Inspired by the pair’s own traumatic sexual experiences, it’s aimed at women aged 25 to 35 who need help overcoming fear or anxiety around sex, have trouble orgasming or just want to reconnect with their sexual pleasure.

“I think we’re in the middle of a female pleasure revolution right now,” says Quinlan. “And it’s driven by young women in their twenties and thirties who see sexuality as an important component of our health.” She and Hushlak raised £1 million from investors and the platform is now available in 63 countries.

(Photo by Icons8 Team on Unsplash)
(Photo by Icons8 Team on Unsplash)

Quinlan acknowledges that execution is everything when it comes to recording a story that will be arousing and not funny. Get it wrong and you stray into My Dad Wrote A Porno territory (grimace). “I think what sets us apart is that we’re British, a lot of the American apps can be cheesy and over the top.”

London-based sex blogger Girl on the Net added an Audio Porn channel to her website in 2017, on the suggestion of a visually-impaired reader, and her narrated stories are now the most popular area of her whole site. The most listened-to track is What Anal Sex Feels Like. “I think audio erotica is exploding for the same reasons that podcasts are doing so well,” she tells me. “It’s great to be able to do something else while you listen, which for a normal podcast might be gardening, and with an erotic one it’s probably something else.”

SUPPLIED RECORDS:
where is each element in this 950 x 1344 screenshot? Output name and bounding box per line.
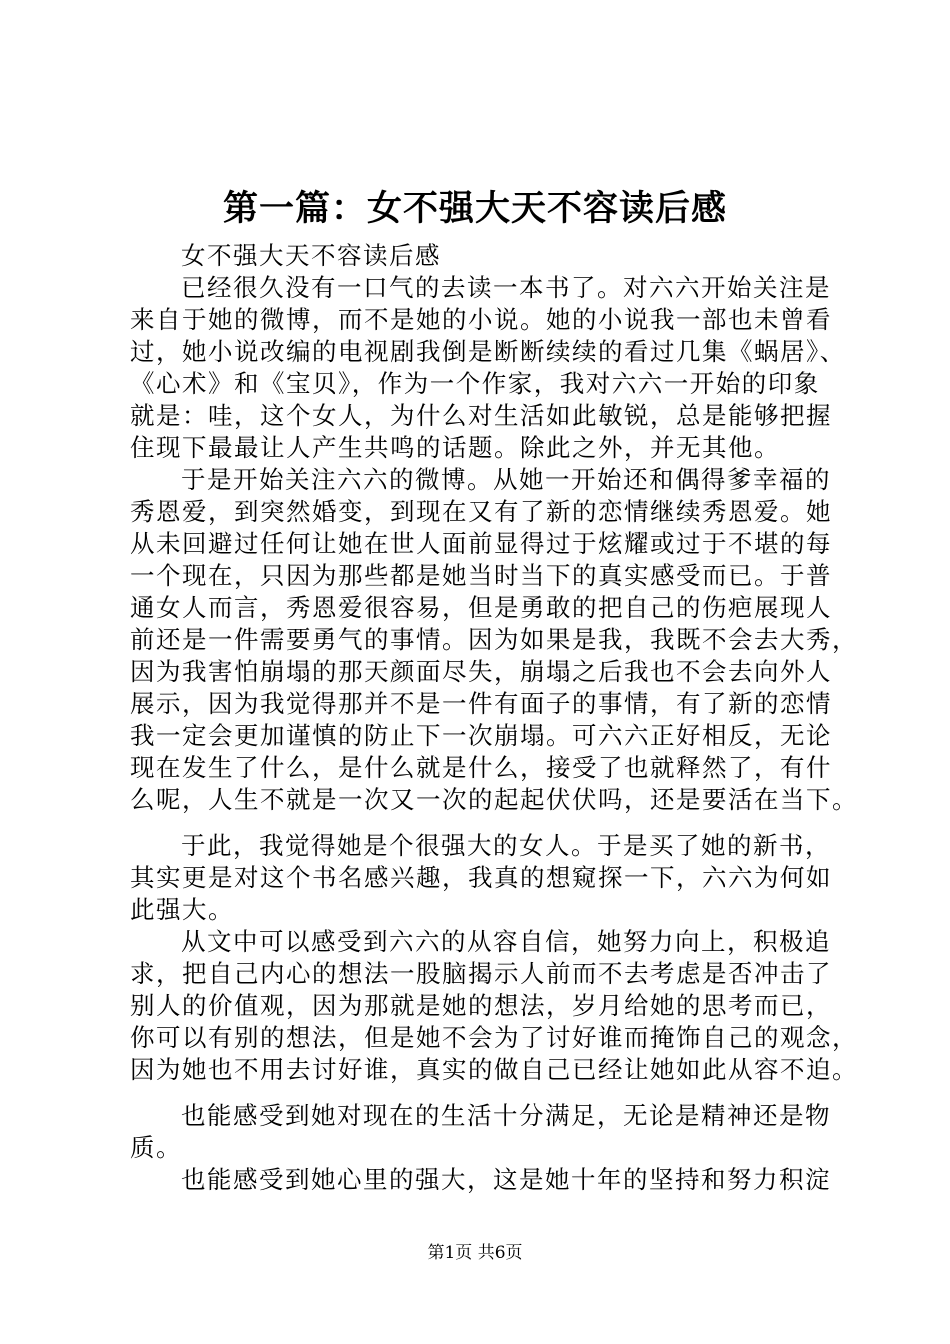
body-line: 过，她小说改编的电视剧我倒是断断续续的看过几集《蜗居》、 <box>130 337 846 366</box>
body-line: 现在发生了什么，是什么就是什么，接受了也就释然了，有什 <box>130 753 832 782</box>
body-line: 一个现在，只因为那些都是她当时当下的真实感受而已。于普 <box>130 561 832 590</box>
body-line: 已经很久没有一口气的去读一本书了。对六六开始关注是 <box>181 273 831 302</box>
document-title: 第一篇：女不强大天不容读后感 <box>222 188 727 229</box>
body-line: 来自于她的微博，而不是她的小说。她的小说我一部也未曾看 <box>130 305 832 334</box>
body-line: 于是开始关注六六的微博。从她一开始还和偶得爹幸福的 <box>181 465 831 494</box>
body-line: 前还是一件需要勇气的事情。因为如果是我，我既不会去大秀， <box>130 625 858 654</box>
body-line: 此强大。 <box>130 895 234 924</box>
body-line: 也能感受到她对现在的生活十分满足，无论是精神还是物 <box>181 1101 831 1130</box>
body-line: 其实更是对这个书名感兴趣，我真的想窥探一下，六六为何如 <box>130 863 832 892</box>
body-line: 从文中可以感受到六六的从容自信，她努力向上，积极追 <box>181 927 831 956</box>
page-indicator: 第1页 共6页 <box>427 1243 523 1263</box>
body-line: 从未回避过任何让她在世人面前显得过于炫耀或过于不堪的每 <box>130 529 832 558</box>
body-line: 求，把自己内心的想法一股脑揭示人前而不去考虑是否冲击了 <box>130 959 832 988</box>
subtitle-line: 女不强大天不容读后感 <box>181 241 441 270</box>
body-line: 么呢，人生不就是一次又一次的起起伏伏吗，还是要活在当下。 <box>130 785 858 814</box>
body-line: 于此，我觉得她是个很强大的女人。于是买了她的新书， <box>181 831 831 860</box>
body-line: 我一定会更加谨慎的防止下一次崩塌。可六六正好相反，无论 <box>130 721 832 750</box>
body-line: 通女人而言，秀恩爱很容易，但是勇敢的把自己的伤疤展现人 <box>130 593 832 622</box>
body-line: 展示，因为我觉得那并不是一件有面子的事情，有了新的恋情 <box>130 689 832 718</box>
body-line: 你可以有别的想法，但是她不会为了讨好谁而掩饰自己的观念， <box>130 1023 858 1052</box>
body-line: 因为我害怕崩塌的那天颜面尽失，崩塌之后我也不会去向外人 <box>130 657 832 686</box>
body-line: 秀恩爱，到突然婚变，到现在又有了新的恋情继续秀恩爱。她 <box>130 497 832 526</box>
body-line: 质。 <box>130 1133 182 1162</box>
body-line: 《心术》和《宝贝》，作为一个作家，我对六六一开始的印象 <box>130 369 820 398</box>
body-line: 因为她也不用去讨好谁，真实的做自己已经让她如此从容不迫。 <box>130 1055 858 1084</box>
body-line: 别人的价值观，因为那就是她的想法，岁月给她的思考而已， <box>130 991 832 1020</box>
body-line: 也能感受到她心里的强大，这是她十年的坚持和努力积淀 <box>181 1165 831 1194</box>
body-line: 住现下最最让人产生共鸣的话题。除此之外，并无其他。 <box>130 433 780 462</box>
body-line: 就是：哇，这个女人，为什么对生活如此敏锐，总是能够把握 <box>130 401 832 430</box>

PROBLEMS:
• A. Quote the audio erotica passage from "Inspired by the" to "in 63 countries.".
• B. Pick up the audio erotica passage where it stops and keep writing.

SOLVED PROBLEMS:
• A.
Inspired by the pair’s own traumatic sexual experiences, it’s aimed at women aged 25 to 35 who need help overcoming fear or anxiety around sex, have trouble orgasming or just want to reconnect with their sexual pleasure.

“I think we’re in the middle of a female pleasure revolution right now,” says Quinlan. “And it’s driven by young women in their twenties and thirties who see sexuality as an important component of our health.” She and Hushlak raised £1 million from investors and the platform is now available in 63 countries.

• B.
No doubt lockdown has also had a part to play in the popularity of audio erotica. Dating app Badoo found that 37 per cent of single people were masturbating more during lockdown and research from OnBuy found that 41 per cent of women were unhappy with their sex life while isolating with a partner. Right now, audio porn is music to our ears.

Or as Shana Feste, the 44-year-old Dirty Diana creator who was inspired by a dry spell in her own marriage, puts it: “I hope people have sex like crazy after they listen to this podcast.”